GIVEN INSTRUCTION:
Among the entries, which lines carry the string "level"? Copy each of them.

INPUT MATERIAL:
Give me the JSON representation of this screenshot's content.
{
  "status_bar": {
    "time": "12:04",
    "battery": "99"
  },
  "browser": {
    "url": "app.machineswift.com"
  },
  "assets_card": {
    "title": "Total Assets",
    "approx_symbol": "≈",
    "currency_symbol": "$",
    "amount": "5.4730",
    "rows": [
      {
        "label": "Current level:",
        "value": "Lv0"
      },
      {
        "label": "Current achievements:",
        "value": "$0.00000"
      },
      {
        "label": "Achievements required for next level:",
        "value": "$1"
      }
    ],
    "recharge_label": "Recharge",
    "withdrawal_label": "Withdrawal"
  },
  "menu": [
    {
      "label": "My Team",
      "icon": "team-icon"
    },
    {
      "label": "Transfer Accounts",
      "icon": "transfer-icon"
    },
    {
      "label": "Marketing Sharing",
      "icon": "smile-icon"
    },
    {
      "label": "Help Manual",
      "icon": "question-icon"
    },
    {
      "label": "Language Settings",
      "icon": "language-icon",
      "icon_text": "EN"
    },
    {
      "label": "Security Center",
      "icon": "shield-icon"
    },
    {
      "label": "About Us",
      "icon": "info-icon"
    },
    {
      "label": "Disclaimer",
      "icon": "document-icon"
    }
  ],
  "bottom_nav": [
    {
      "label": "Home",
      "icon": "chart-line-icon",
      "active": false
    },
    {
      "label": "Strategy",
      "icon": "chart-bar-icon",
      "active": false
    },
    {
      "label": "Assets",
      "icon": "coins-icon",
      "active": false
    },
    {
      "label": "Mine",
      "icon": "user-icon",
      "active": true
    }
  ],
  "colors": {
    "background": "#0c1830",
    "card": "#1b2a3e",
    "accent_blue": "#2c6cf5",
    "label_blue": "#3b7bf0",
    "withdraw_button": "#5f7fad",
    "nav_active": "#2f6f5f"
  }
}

CORRECT RESPONSE:
        "label": "Current level:",
        "label": "Achievements required for next level:",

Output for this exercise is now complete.